Requirement:
Copy out the data exactly, leaving the pictures behind.

>>>

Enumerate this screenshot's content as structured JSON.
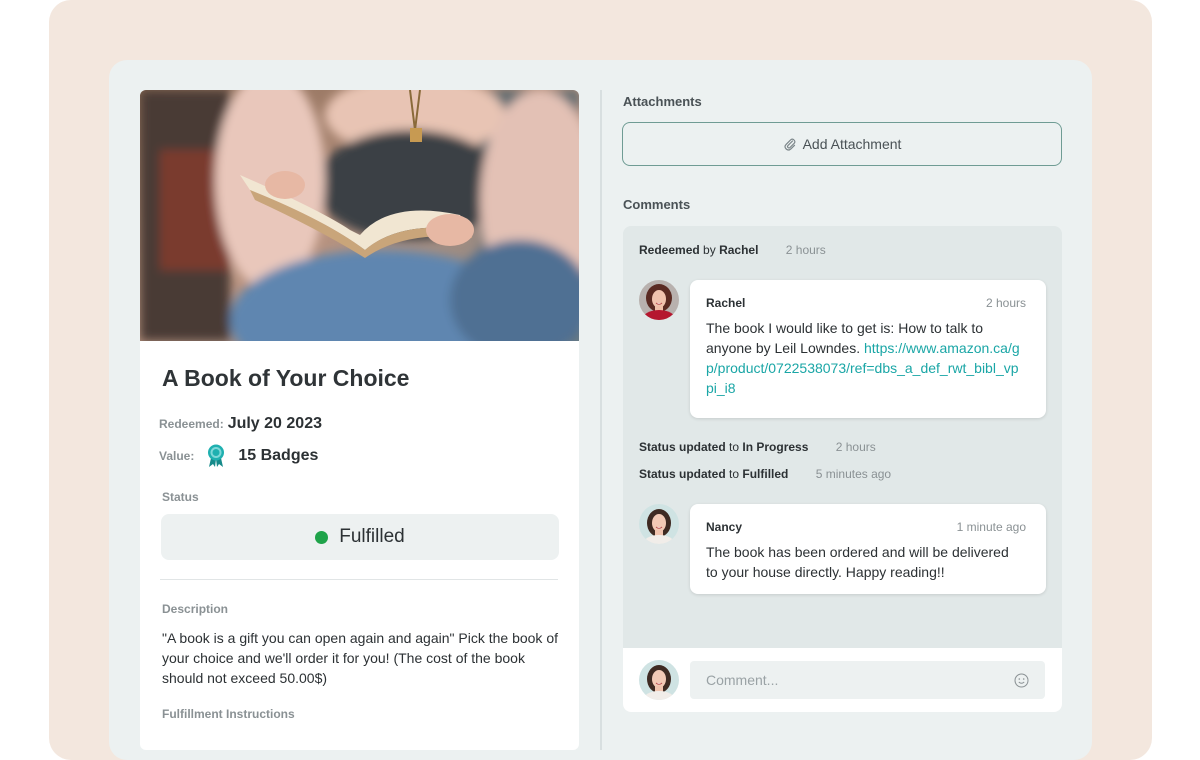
{
  "reward": {
    "title": "A Book of Your Choice",
    "redeemed_label": "Redeemed:",
    "redeemed_date": "July 20 2023",
    "value_label": "Value:",
    "value": "15 Badges",
    "status_label": "Status",
    "status": "Fulfilled",
    "status_color": "#1fa34a",
    "description_label": "Description",
    "description": "\"A book is a gift you can open again and again\" Pick the book of your choice and we'll order it for you! (The cost of the book should not exceed 50.00$)",
    "fulfillment_label": "Fulfillment Instructions"
  },
  "attachments": {
    "label": "Attachments",
    "add_button": "Add Attachment",
    "icon": "paperclip-icon"
  },
  "comments": {
    "label": "Comments",
    "events": [
      {
        "action": "Redeemed",
        "connector": "by",
        "target": "Rachel",
        "time": "2 hours"
      },
      {
        "action": "Status updated",
        "connector": "to",
        "target": "In Progress",
        "time": "2 hours"
      },
      {
        "action": "Status updated",
        "connector": "to",
        "target": "Fulfilled",
        "time": "5 minutes ago"
      }
    ],
    "messages": [
      {
        "author": "Rachel",
        "time": "2 hours",
        "text": "The book I would like to get is: How to talk to anyone by Leil Lowndes.",
        "link": "https://www.amazon.ca/gp/product/0722538073/ref=dbs_a_def_rwt_bibl_vppi_i8"
      },
      {
        "author": "Nancy",
        "time": "1 minute ago",
        "text": "The book has been ordered and will be delivered to your house directly. Happy reading!!"
      }
    ],
    "compose_placeholder": "Comment...",
    "accent_color": "#1aa6a6"
  }
}
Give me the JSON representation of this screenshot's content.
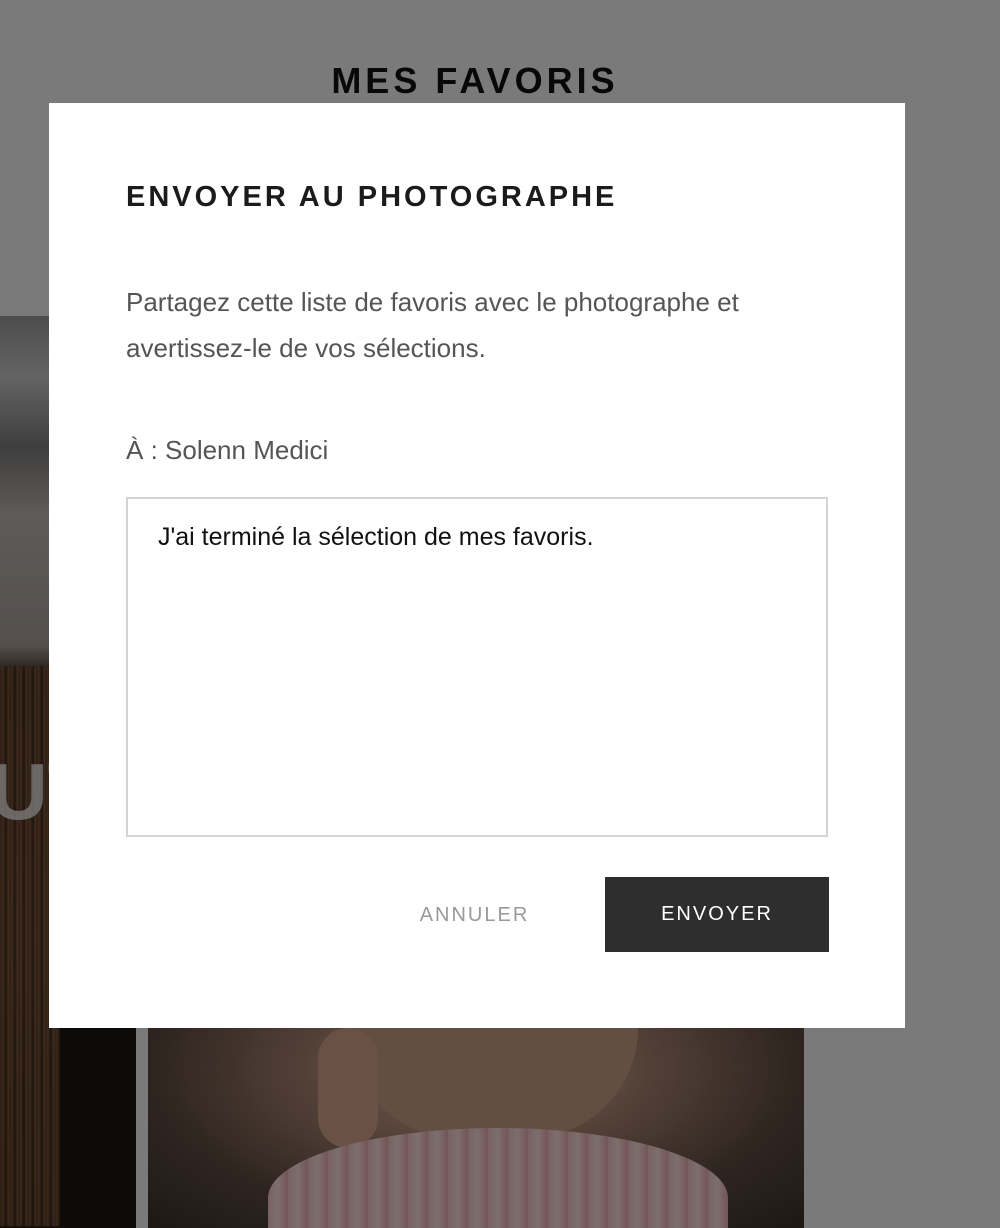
{
  "page": {
    "title": "MES FAVORIS",
    "photo_overlay_text": "UT"
  },
  "modal": {
    "title": "ENVOYER AU PHOTOGRAPHE",
    "description": "Partagez cette liste de favoris avec le photographe et avertissez-le de vos sélections.",
    "recipient": "À : Solenn Medici",
    "message_value": "J'ai terminé la sélection de mes favoris.",
    "cancel_label": "ANNULER",
    "send_label": "ENVOYER"
  },
  "colors": {
    "overlay": "#808080",
    "send_button": "#2e2e2e",
    "cancel_text": "#999999"
  }
}
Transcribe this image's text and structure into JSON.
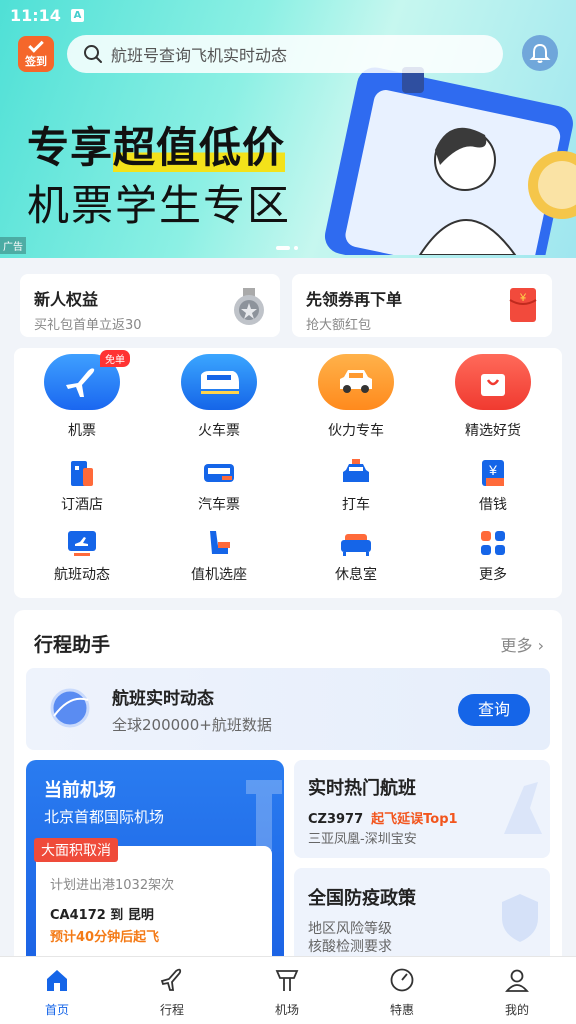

<<<

The solution:
Enumerate this screenshot's content as structured JSON.
{
  "reward": {
    "title": "A Book of Your Choice",
    "redeemed_label": "Redeemed:",
    "redeemed_date": "July 20 2023",
    "value_label": "Value:",
    "value": "15 Badges",
    "status_label": "Status",
    "status": "Fulfilled",
    "status_color": "#1fa34a",
    "description_label": "Description",
    "description": "\"A book is a gift you can open again and again\" Pick the book of your choice and we'll order it for you! (The cost of the book should not exceed 50.00$)",
    "fulfillment_label": "Fulfillment Instructions"
  },
  "attachments": {
    "label": "Attachments",
    "add_button": "Add Attachment",
    "icon": "paperclip-icon"
  },
  "comments": {
    "label": "Comments",
    "events": [
      {
        "action": "Redeemed",
        "connector": "by",
        "target": "Rachel",
        "time": "2 hours"
      },
      {
        "action": "Status updated",
        "connector": "to",
        "target": "In Progress",
        "time": "2 hours"
      },
      {
        "action": "Status updated",
        "connector": "to",
        "target": "Fulfilled",
        "time": "5 minutes ago"
      }
    ],
    "messages": [
      {
        "author": "Rachel",
        "time": "2 hours",
        "text": "The book I would like to get is: How to talk to anyone by Leil Lowndes.",
        "link": "https://www.amazon.ca/gp/product/0722538073/ref=dbs_a_def_rwt_bibl_vppi_i8"
      },
      {
        "author": "Nancy",
        "time": "1 minute ago",
        "text": "The book has been ordered and will be delivered to your house directly. Happy reading!!"
      }
    ],
    "compose_placeholder": "Comment...",
    "accent_color": "#1aa6a6"
  }
}
Give me the JSON representation of this screenshot's content.
{
  "page": {
    "title": "MES FAVORIS",
    "photo_overlay_text": "UT"
  },
  "modal": {
    "title": "ENVOYER AU PHOTOGRAPHE",
    "description": "Partagez cette liste de favoris avec le photographe et avertissez-le de vos sélections.",
    "recipient": "À : Solenn Medici",
    "message_value": "J'ai terminé la sélection de mes favoris.",
    "cancel_label": "ANNULER",
    "send_label": "ENVOYER"
  },
  "colors": {
    "overlay": "#808080",
    "send_button": "#2e2e2e",
    "cancel_text": "#999999"
  }
}
Transcribe this image's text and structure into JSON.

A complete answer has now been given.